§ **Directive**
Identify each line below containing the string "text" and copy it.

§ **Source data**
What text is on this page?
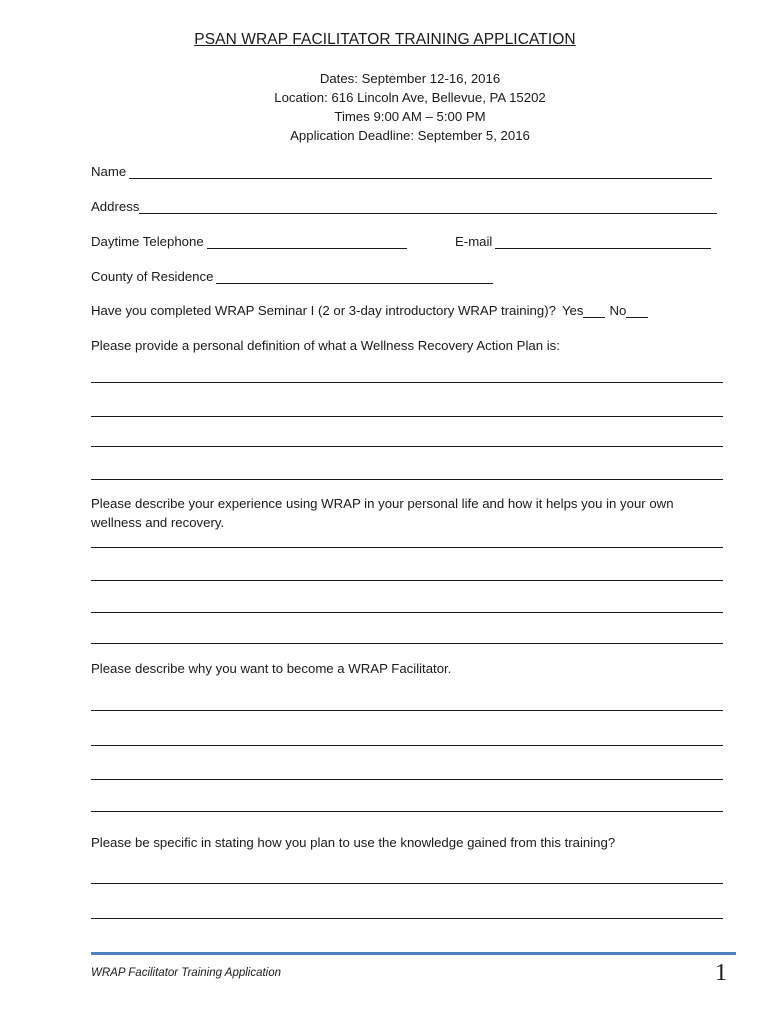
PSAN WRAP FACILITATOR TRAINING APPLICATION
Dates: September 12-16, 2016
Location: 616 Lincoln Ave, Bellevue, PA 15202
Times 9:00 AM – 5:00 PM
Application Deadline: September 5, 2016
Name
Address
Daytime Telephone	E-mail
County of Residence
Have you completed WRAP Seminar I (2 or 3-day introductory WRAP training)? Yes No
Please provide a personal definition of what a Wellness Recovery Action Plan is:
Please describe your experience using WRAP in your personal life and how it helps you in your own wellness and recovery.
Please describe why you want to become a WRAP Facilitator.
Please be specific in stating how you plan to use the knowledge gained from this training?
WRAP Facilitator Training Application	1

---

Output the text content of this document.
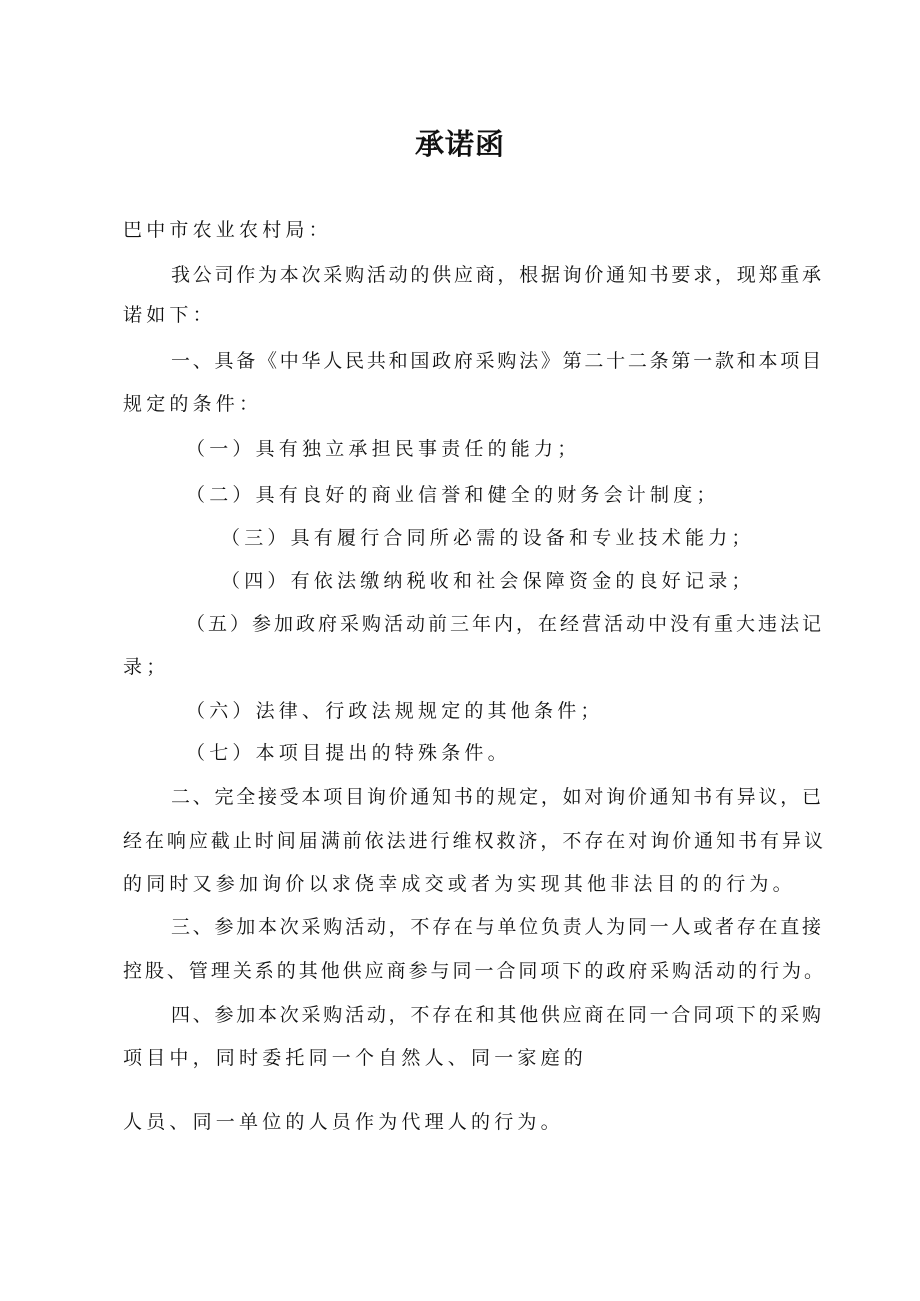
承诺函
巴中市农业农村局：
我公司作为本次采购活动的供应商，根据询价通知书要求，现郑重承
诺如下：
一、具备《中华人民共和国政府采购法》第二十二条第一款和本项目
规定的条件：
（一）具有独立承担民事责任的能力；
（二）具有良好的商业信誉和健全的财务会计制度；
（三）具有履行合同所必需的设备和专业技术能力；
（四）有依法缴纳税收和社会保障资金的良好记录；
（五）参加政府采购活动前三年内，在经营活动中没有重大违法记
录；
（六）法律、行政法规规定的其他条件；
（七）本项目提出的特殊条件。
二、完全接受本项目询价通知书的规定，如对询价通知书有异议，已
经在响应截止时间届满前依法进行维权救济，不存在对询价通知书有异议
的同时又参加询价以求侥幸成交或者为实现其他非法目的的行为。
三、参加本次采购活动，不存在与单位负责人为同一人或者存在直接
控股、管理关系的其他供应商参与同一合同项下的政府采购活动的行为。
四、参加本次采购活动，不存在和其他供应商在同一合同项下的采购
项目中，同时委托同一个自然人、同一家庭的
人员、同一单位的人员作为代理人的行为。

§ **Exercise result**
What text is on this page?
Output the text content of this document.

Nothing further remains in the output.